In the records below, count the lines that have "from" and answer with the number alone.

:: Information ::

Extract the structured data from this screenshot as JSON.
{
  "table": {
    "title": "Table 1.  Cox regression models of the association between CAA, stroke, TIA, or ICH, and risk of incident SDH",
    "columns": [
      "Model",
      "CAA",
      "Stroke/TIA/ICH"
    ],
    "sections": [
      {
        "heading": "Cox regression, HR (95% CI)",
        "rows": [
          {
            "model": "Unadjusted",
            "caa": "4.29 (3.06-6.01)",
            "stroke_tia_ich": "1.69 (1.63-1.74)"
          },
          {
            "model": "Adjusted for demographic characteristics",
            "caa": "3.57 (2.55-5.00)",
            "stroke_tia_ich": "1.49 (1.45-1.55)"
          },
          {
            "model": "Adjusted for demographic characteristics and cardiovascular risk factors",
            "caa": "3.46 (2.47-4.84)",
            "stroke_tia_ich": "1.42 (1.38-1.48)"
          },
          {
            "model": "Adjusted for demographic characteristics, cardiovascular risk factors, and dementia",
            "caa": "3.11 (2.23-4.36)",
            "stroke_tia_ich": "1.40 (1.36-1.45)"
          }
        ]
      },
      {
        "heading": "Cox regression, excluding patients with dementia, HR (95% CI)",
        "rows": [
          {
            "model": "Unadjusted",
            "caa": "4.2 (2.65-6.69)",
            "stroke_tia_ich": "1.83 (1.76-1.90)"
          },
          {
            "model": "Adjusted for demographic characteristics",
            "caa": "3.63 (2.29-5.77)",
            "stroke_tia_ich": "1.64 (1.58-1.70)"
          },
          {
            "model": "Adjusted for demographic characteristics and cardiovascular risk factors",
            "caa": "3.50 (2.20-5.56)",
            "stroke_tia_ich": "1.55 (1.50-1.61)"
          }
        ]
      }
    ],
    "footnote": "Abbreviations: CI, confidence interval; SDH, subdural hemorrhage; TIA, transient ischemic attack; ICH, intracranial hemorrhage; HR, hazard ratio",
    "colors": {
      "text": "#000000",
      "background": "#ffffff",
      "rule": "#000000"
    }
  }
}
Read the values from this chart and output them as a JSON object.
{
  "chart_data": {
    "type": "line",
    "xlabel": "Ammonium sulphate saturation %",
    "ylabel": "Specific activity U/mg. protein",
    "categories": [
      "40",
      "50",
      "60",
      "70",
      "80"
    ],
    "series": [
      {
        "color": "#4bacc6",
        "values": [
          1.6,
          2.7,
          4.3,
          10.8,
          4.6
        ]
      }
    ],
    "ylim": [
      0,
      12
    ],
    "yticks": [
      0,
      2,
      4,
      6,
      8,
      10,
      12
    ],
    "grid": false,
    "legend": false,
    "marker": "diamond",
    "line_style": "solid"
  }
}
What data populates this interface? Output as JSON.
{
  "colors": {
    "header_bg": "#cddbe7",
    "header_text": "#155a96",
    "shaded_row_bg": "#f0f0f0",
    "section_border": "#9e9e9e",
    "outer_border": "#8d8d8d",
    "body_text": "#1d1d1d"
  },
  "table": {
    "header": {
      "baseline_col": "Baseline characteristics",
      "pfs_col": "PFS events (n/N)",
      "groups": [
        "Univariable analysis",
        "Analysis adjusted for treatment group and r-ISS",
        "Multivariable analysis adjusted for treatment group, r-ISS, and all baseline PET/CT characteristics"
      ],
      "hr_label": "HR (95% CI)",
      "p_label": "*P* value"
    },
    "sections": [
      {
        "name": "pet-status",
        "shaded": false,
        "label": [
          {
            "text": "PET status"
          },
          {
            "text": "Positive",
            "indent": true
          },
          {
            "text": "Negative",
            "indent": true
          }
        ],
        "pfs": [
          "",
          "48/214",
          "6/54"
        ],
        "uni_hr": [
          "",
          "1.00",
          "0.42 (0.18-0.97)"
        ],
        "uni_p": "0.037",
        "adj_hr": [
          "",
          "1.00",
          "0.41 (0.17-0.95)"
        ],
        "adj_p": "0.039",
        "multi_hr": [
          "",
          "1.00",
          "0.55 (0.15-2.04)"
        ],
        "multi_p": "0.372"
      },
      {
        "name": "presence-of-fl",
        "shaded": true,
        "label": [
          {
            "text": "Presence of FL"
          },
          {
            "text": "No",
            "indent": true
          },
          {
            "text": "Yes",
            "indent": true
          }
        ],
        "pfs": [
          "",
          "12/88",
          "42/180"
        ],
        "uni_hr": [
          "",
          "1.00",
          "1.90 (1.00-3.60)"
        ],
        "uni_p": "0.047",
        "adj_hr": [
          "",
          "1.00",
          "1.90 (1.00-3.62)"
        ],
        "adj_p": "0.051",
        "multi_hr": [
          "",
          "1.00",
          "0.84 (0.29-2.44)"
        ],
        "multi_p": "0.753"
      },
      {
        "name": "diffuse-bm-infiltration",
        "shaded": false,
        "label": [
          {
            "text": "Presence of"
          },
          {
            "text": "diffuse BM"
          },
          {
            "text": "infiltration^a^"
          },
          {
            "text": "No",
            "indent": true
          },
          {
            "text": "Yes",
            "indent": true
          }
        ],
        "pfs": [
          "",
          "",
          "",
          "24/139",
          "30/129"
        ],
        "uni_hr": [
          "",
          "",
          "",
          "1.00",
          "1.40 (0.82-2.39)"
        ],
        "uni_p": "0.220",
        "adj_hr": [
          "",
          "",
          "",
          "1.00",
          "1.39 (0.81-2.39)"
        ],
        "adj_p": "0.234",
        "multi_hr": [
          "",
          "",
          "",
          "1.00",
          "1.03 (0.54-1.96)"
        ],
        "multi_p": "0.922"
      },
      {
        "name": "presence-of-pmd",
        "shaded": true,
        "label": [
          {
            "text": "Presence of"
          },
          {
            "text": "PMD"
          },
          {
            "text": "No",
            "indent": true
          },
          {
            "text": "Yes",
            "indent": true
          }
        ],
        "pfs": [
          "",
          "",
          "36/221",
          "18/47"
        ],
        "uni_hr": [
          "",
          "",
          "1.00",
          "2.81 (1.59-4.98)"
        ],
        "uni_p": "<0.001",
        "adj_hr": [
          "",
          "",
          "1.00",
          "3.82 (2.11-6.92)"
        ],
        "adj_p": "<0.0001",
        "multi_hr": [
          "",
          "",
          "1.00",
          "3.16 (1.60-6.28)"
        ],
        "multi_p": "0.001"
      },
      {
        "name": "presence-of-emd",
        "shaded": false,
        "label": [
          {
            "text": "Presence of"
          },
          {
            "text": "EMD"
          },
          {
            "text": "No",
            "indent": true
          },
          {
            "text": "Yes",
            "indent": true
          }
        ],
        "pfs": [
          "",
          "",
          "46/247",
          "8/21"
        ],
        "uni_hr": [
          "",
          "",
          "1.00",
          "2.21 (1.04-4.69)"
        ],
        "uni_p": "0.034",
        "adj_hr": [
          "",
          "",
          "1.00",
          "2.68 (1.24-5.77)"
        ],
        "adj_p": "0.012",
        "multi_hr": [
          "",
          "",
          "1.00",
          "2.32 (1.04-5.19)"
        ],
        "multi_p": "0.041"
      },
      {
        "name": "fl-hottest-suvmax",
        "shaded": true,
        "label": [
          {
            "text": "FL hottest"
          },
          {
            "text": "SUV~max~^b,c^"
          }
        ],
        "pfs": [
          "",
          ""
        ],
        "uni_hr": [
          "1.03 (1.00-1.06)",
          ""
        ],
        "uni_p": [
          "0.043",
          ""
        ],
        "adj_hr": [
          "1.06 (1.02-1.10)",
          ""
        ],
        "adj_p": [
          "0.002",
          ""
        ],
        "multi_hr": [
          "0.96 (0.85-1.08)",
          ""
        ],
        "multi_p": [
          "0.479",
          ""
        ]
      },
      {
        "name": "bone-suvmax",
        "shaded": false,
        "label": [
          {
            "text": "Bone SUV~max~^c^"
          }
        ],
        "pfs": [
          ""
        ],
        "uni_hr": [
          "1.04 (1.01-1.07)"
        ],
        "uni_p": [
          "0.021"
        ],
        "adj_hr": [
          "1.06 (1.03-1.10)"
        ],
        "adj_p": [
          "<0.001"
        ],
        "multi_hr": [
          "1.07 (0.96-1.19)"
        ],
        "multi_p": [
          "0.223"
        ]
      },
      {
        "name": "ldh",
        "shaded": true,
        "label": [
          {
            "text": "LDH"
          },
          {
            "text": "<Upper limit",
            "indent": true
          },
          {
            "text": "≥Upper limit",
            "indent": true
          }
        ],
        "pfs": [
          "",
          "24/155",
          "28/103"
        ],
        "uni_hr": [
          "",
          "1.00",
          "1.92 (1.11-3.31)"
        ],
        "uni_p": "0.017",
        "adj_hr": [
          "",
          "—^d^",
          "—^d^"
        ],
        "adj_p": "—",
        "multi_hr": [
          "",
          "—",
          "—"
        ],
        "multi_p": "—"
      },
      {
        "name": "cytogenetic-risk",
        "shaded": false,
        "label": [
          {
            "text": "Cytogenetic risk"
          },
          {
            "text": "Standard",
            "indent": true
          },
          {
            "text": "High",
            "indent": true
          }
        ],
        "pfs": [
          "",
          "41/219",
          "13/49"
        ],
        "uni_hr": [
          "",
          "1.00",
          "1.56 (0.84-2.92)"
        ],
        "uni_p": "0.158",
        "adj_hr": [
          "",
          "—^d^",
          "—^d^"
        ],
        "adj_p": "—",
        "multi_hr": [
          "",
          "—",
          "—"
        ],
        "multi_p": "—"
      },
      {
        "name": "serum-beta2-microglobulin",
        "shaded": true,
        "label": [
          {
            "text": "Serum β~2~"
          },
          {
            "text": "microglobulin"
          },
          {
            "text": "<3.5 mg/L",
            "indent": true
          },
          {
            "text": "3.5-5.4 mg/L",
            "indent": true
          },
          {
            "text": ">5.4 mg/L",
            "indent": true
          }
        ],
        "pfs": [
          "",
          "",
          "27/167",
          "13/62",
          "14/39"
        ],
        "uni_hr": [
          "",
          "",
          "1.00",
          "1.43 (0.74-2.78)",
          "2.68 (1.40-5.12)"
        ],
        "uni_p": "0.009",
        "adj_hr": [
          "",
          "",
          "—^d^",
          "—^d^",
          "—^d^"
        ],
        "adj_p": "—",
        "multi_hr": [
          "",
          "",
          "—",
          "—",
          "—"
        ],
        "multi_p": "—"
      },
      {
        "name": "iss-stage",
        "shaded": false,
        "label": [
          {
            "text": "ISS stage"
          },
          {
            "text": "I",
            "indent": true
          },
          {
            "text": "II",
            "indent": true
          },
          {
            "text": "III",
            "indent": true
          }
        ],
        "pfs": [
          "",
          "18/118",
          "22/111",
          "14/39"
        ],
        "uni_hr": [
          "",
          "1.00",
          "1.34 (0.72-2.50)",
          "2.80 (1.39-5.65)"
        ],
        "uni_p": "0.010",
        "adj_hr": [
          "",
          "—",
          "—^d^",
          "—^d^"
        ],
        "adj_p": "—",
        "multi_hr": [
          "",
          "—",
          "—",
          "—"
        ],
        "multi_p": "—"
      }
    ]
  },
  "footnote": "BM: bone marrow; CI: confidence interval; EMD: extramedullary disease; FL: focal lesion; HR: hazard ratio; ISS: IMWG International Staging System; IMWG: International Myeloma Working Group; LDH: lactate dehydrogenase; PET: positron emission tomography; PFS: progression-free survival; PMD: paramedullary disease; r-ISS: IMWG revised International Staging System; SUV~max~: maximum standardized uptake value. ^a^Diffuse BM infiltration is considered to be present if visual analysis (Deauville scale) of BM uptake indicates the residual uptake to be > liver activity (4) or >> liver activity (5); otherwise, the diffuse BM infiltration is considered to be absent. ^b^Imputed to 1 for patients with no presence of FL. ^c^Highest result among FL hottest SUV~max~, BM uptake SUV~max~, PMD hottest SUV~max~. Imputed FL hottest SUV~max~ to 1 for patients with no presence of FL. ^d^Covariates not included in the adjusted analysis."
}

:::

= Task solution =
2